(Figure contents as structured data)
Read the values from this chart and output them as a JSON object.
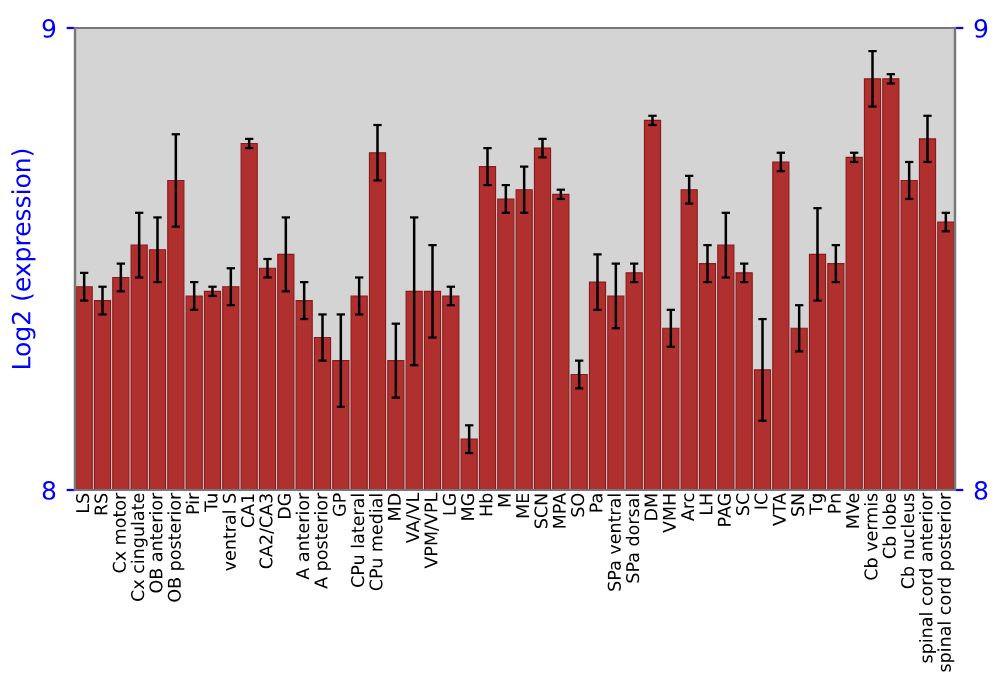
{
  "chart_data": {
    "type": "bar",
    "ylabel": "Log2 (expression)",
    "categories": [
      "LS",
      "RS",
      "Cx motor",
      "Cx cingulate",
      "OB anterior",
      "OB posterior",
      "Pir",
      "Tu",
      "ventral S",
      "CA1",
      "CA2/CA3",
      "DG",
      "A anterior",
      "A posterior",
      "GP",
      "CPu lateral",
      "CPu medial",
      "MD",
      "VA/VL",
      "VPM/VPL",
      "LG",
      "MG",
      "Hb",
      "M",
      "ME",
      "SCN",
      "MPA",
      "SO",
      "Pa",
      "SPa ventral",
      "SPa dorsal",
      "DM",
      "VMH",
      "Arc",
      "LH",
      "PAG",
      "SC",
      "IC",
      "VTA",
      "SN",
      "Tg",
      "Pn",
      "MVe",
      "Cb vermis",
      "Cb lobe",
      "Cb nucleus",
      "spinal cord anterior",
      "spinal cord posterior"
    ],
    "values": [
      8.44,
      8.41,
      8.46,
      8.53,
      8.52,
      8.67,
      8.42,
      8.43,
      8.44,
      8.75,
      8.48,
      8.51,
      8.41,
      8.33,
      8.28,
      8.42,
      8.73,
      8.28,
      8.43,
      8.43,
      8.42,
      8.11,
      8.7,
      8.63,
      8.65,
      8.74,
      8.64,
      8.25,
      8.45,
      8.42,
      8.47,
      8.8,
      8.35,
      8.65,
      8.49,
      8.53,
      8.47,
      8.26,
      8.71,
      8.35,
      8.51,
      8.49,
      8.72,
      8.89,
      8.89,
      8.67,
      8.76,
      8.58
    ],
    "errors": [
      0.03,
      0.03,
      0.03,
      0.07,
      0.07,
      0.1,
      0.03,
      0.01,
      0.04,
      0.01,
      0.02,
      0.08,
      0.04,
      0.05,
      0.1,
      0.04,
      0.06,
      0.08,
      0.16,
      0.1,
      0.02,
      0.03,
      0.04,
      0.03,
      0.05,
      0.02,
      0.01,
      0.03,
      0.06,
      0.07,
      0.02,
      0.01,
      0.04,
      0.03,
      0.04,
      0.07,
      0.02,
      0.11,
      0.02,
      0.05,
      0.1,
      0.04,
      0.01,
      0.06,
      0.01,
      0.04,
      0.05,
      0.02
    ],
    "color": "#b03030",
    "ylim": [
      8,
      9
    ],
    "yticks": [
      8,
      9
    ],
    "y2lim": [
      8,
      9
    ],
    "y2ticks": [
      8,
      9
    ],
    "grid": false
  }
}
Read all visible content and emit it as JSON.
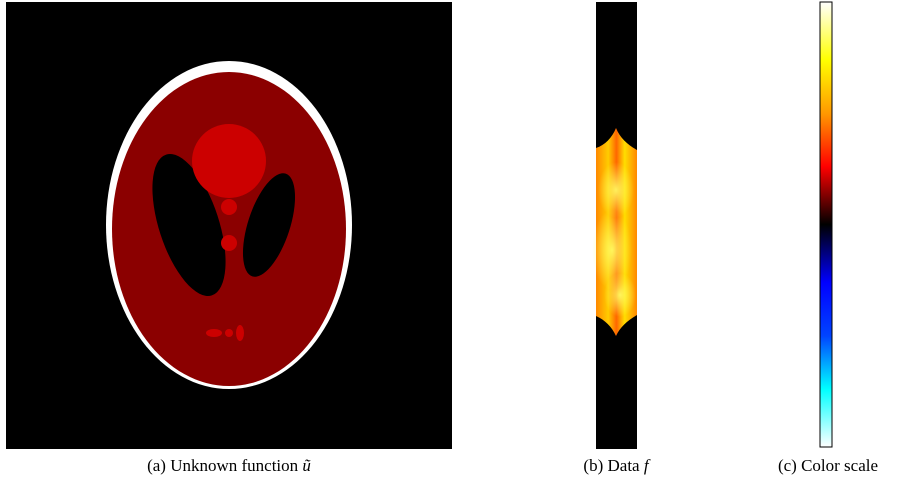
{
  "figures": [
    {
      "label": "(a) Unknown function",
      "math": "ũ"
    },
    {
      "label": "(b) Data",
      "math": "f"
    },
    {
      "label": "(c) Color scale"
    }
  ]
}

WHAT IS ASKED:
Pick out each line above that includes "cord" and show it.

TASK RESULT:
      "spinal cord anterior",
      "spinal cord posterior"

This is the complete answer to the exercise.